◆ **What to produce**: Exclude the pictures, then repeat the remaining data exactly.

(Rows from a dataset)
• • •

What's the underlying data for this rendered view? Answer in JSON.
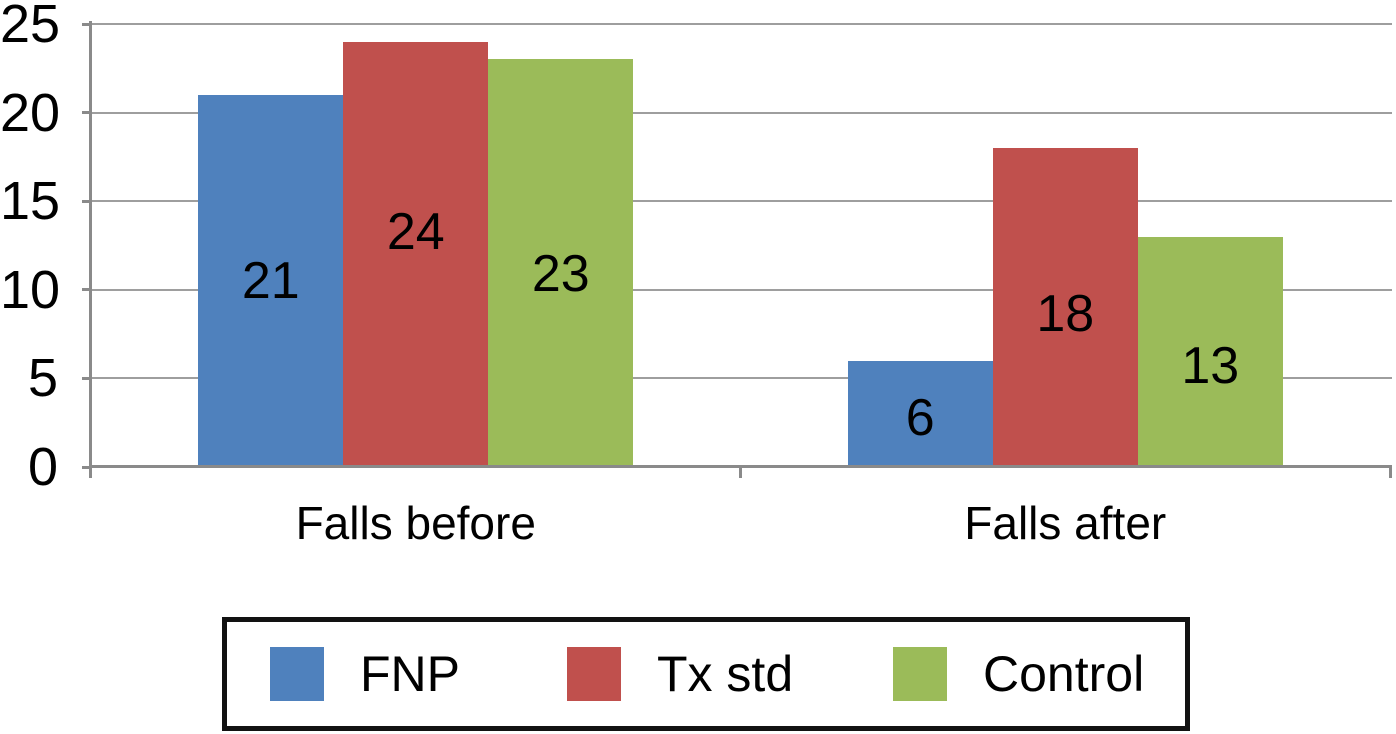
{
  "chart_data": {
    "type": "bar",
    "title": "",
    "categories": [
      "Falls before",
      "Falls after"
    ],
    "series": [
      {
        "name": "FNP",
        "color": "#4F81BD",
        "values": [
          21,
          6
        ]
      },
      {
        "name": "Tx std",
        "color": "#C0504D",
        "values": [
          24,
          18
        ]
      },
      {
        "name": "Control",
        "color": "#9BBB59",
        "values": [
          23,
          13
        ]
      }
    ],
    "ylim": [
      0,
      25
    ],
    "yticks": [
      0,
      5,
      10,
      15,
      20,
      25
    ],
    "grid": true,
    "value_labels": "inside-center",
    "legend_position": "bottom"
  },
  "colors": {
    "background": "#FFFFFF",
    "axis": "#8A8A8A",
    "gridline": "#9E9E9E",
    "text": "#000000",
    "legend_border": "#121212"
  }
}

• • •

◆ **Task output**:
What's the underlying data for this rendered view? Answer in JSON.
{
  "chart_data": {
    "type": "bar",
    "title": "",
    "categories": [
      "Falls before",
      "Falls after"
    ],
    "series": [
      {
        "name": "FNP",
        "color": "#4F81BD",
        "values": [
          21,
          6
        ]
      },
      {
        "name": "Tx std",
        "color": "#C0504D",
        "values": [
          24,
          18
        ]
      },
      {
        "name": "Control",
        "color": "#9BBB59",
        "values": [
          23,
          13
        ]
      }
    ],
    "ylim": [
      0,
      25
    ],
    "yticks": [
      0,
      5,
      10,
      15,
      20,
      25
    ],
    "grid": true,
    "value_labels": "inside-center",
    "legend_position": "bottom"
  },
  "colors": {
    "background": "#FFFFFF",
    "axis": "#8A8A8A",
    "gridline": "#9E9E9E",
    "text": "#000000",
    "legend_border": "#121212"
  }
}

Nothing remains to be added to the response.